··· Extracted data
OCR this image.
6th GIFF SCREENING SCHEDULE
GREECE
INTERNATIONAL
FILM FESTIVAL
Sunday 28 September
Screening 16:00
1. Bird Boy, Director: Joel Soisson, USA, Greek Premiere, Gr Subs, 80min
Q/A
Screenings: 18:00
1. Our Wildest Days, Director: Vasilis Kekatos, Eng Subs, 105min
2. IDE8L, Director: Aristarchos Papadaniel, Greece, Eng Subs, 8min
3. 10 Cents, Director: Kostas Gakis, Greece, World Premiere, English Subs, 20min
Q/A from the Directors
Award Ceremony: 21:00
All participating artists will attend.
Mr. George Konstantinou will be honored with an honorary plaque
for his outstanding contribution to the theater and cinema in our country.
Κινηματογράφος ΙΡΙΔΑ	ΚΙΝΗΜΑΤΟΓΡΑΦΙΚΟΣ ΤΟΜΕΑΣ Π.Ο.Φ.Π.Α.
······
## Set exercise:
From the data above, copy each line where the string "Premiere" appears.

## Reply:
1. Bird Boy, Director: Joel Soisson, USA, Greek Premiere, Gr Subs, 80min
3. 10 Cents, Director: Kostas Gakis, Greece, World Premiere, English Subs, 20min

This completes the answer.